_Required work_:
Every line of the material is to be quoted verbatim, minus the pictures.

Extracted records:
--- Start ---
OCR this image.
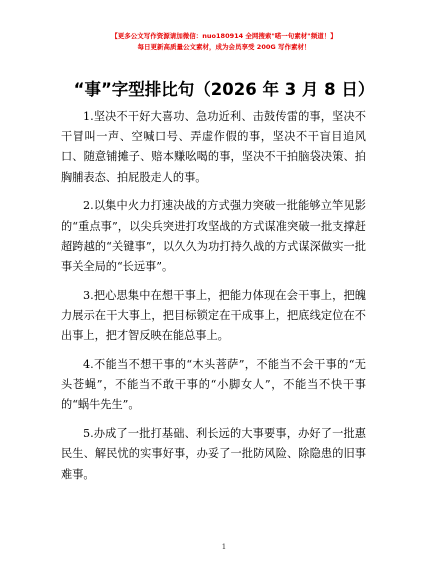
【更多公文写作资源请加微信：nuo180914 全网搜索"喏一句素材"频道！】
每日更新高质量公文素材，成为会员享受 200G 写作素材！
“事”字型排比句（2026 年 3 月 8 日）

1.坚决不干好大喜功、急功近利、击鼓传雷的事，坚决不干冒叫一声、空喊口号、弄虚作假的事，坚决不干盲目追风口、随意铺摊子、赔本赚吆喝的事，坚决不干拍脑袋决策、拍胸脯表态、拍屁股走人的事。

2.以集中火力打速决战的方式强力突破一批能够立竿见影的“重点事”，以尖兵突进打攻坚战的方式谋准突破一批支撑赶超跨越的“关键事”，以久久为功打持久战的方式谋深做实一批事关全局的“长远事”。

3.把心思集中在想干事上，把能力体现在会干事上，把魄力展示在干大事上，把目标锁定在干成事上，把底线定位在不出事上，把才智反映在能总事上。

4.不能当不想干事的“木头菩萨”，不能当不会干事的“无头苍蝇”，不能当不敢干事的“小脚女人”，不能当不快干事的“蜗牛先生”。

5.办成了一批打基础、利长远的大事要事，办好了一批惠民生、解民忧的实事好事，办妥了一批防风险、除隐患的旧事难事。

1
--- End ---
_Output of the task_:
OCR this image.
【更多公文写作资源请加微信：nuo180914 全网搜索"喏一句素材"频道！】
每日更新高质量公文素材，成为会员享受 200G 写作素材！
“事”字型排比句（2026 年 3 月 8 日）

1.坚决不干好大喜功、急功近利、击鼓传雷的事，坚决不干冒叫一声、空喊口号、弄虚作假的事，坚决不干盲目追风口、随意铺摊子、赔本赚吆喝的事，坚决不干拍脑袋决策、拍胸脯表态、拍屁股走人的事。

2.以集中火力打速决战的方式强力突破一批能够立竿见影的“重点事”，以尖兵突进打攻坚战的方式谋准突破一批支撑赶超跨越的“关键事”，以久久为功打持久战的方式谋深做实一批事关全局的“长远事”。

3.把心思集中在想干事上，把能力体现在会干事上，把魄力展示在干大事上，把目标锁定在干成事上，把底线定位在不出事上，把才智反映在能总事上。

4.不能当不想干事的“木头菩萨”，不能当不会干事的“无头苍蝇”，不能当不敢干事的“小脚女人”，不能当不快干事的“蜗牛先生”。

5.办成了一批打基础、利长远的大事要事，办好了一批惠民生、解民忧的实事好事，办妥了一批防风险、除隐患的旧事难事。

1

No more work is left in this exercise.